Repeat everything in the material exactly.

□ □ □ □ □ □ □

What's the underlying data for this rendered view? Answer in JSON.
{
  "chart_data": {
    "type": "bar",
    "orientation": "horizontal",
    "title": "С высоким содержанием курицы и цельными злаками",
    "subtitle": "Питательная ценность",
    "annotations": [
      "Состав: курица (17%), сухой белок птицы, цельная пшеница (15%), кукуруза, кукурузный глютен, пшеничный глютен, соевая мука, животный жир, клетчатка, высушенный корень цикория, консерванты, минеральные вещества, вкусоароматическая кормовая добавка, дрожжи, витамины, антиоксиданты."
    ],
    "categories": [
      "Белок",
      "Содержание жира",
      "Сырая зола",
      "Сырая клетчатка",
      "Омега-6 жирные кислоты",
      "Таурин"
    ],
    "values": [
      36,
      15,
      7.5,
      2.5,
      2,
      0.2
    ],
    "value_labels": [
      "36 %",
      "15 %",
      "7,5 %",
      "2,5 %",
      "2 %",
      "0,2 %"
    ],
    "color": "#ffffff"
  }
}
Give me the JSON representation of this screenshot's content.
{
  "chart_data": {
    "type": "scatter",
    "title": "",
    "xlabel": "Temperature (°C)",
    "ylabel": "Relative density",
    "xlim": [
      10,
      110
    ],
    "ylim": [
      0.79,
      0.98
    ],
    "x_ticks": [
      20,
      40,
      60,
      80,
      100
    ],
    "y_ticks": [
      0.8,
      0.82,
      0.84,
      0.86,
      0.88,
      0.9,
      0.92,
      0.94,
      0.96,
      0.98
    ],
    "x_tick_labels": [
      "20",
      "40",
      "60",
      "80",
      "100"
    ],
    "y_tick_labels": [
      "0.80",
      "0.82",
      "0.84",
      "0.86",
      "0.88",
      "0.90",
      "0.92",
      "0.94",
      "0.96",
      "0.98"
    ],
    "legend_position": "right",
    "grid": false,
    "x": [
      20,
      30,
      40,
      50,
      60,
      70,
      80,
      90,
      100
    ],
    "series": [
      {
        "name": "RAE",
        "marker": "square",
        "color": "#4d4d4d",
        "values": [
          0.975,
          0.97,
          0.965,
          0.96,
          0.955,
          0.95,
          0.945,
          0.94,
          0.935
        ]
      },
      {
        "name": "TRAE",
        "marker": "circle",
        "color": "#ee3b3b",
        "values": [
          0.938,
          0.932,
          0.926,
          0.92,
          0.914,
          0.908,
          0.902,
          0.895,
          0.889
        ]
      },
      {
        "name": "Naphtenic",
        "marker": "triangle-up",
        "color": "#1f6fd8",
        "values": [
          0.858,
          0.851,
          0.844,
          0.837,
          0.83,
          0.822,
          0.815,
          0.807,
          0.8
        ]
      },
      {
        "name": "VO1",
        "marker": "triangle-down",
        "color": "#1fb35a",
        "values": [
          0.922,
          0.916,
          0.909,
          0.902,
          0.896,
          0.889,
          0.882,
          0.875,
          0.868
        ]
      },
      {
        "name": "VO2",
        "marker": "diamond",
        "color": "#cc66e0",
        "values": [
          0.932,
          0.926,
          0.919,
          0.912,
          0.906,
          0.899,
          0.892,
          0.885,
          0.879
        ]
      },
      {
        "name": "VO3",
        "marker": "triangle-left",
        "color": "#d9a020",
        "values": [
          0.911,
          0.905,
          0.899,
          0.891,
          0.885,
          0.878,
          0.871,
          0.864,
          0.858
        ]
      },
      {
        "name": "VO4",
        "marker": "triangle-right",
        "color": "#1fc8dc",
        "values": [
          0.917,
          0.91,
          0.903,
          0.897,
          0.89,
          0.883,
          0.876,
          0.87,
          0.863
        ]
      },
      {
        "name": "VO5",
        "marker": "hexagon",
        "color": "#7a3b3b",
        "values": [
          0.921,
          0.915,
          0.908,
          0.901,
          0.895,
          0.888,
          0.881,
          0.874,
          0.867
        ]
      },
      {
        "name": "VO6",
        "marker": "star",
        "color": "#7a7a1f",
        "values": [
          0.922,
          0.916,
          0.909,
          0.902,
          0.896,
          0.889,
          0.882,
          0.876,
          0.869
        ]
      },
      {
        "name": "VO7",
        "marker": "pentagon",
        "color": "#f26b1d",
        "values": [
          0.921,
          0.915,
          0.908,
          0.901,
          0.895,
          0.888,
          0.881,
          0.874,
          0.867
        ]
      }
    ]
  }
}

□ □ □ □ □ □ □

**SOLUTION TO THE EXERCISE**
What's the underlying data for this rendered view? Answer in JSON.
{
  "chart_data": {
    "type": "bar",
    "orientation": "horizontal",
    "title": "С высоким содержанием курицы и цельными злаками",
    "subtitle": "Питательная ценность",
    "annotations": [
      "Состав: курица (17%), сухой белок птицы, цельная пшеница (15%), кукуруза, кукурузный глютен, пшеничный глютен, соевая мука, животный жир, клетчатка, высушенный корень цикория, консерванты, минеральные вещества, вкусоароматическая кормовая добавка, дрожжи, витамины, антиоксиданты."
    ],
    "categories": [
      "Белок",
      "Содержание жира",
      "Сырая зола",
      "Сырая клетчатка",
      "Омега-6 жирные кислоты",
      "Таурин"
    ],
    "values": [
      36,
      15,
      7.5,
      2.5,
      2,
      0.2
    ],
    "value_labels": [
      "36 %",
      "15 %",
      "7,5 %",
      "2,5 %",
      "2 %",
      "0,2 %"
    ],
    "color": "#ffffff"
  }
}
Give me the JSON representation of this screenshot's content.
{
  "chart_data": {
    "type": "scatter",
    "title": "",
    "xlabel": "Temperature (°C)",
    "ylabel": "Relative density",
    "xlim": [
      10,
      110
    ],
    "ylim": [
      0.79,
      0.98
    ],
    "x_ticks": [
      20,
      40,
      60,
      80,
      100
    ],
    "y_ticks": [
      0.8,
      0.82,
      0.84,
      0.86,
      0.88,
      0.9,
      0.92,
      0.94,
      0.96,
      0.98
    ],
    "x_tick_labels": [
      "20",
      "40",
      "60",
      "80",
      "100"
    ],
    "y_tick_labels": [
      "0.80",
      "0.82",
      "0.84",
      "0.86",
      "0.88",
      "0.90",
      "0.92",
      "0.94",
      "0.96",
      "0.98"
    ],
    "legend_position": "right",
    "grid": false,
    "x": [
      20,
      30,
      40,
      50,
      60,
      70,
      80,
      90,
      100
    ],
    "series": [
      {
        "name": "RAE",
        "marker": "square",
        "color": "#4d4d4d",
        "values": [
          0.975,
          0.97,
          0.965,
          0.96,
          0.955,
          0.95,
          0.945,
          0.94,
          0.935
        ]
      },
      {
        "name": "TRAE",
        "marker": "circle",
        "color": "#ee3b3b",
        "values": [
          0.938,
          0.932,
          0.926,
          0.92,
          0.914,
          0.908,
          0.902,
          0.895,
          0.889
        ]
      },
      {
        "name": "Naphtenic",
        "marker": "triangle-up",
        "color": "#1f6fd8",
        "values": [
          0.858,
          0.851,
          0.844,
          0.837,
          0.83,
          0.822,
          0.815,
          0.807,
          0.8
        ]
      },
      {
        "name": "VO1",
        "marker": "triangle-down",
        "color": "#1fb35a",
        "values": [
          0.922,
          0.916,
          0.909,
          0.902,
          0.896,
          0.889,
          0.882,
          0.875,
          0.868
        ]
      },
      {
        "name": "VO2",
        "marker": "diamond",
        "color": "#cc66e0",
        "values": [
          0.932,
          0.926,
          0.919,
          0.912,
          0.906,
          0.899,
          0.892,
          0.885,
          0.879
        ]
      },
      {
        "name": "VO3",
        "marker": "triangle-left",
        "color": "#d9a020",
        "values": [
          0.911,
          0.905,
          0.899,
          0.891,
          0.885,
          0.878,
          0.871,
          0.864,
          0.858
        ]
      },
      {
        "name": "VO4",
        "marker": "triangle-right",
        "color": "#1fc8dc",
        "values": [
          0.917,
          0.91,
          0.903,
          0.897,
          0.89,
          0.883,
          0.876,
          0.87,
          0.863
        ]
      },
      {
        "name": "VO5",
        "marker": "hexagon",
        "color": "#7a3b3b",
        "values": [
          0.921,
          0.915,
          0.908,
          0.901,
          0.895,
          0.888,
          0.881,
          0.874,
          0.867
        ]
      },
      {
        "name": "VO6",
        "marker": "star",
        "color": "#7a7a1f",
        "values": [
          0.922,
          0.916,
          0.909,
          0.902,
          0.896,
          0.889,
          0.882,
          0.876,
          0.869
        ]
      },
      {
        "name": "VO7",
        "marker": "pentagon",
        "color": "#f26b1d",
        "values": [
          0.921,
          0.915,
          0.908,
          0.901,
          0.895,
          0.888,
          0.881,
          0.874,
          0.867
        ]
      }
    ]
  }
}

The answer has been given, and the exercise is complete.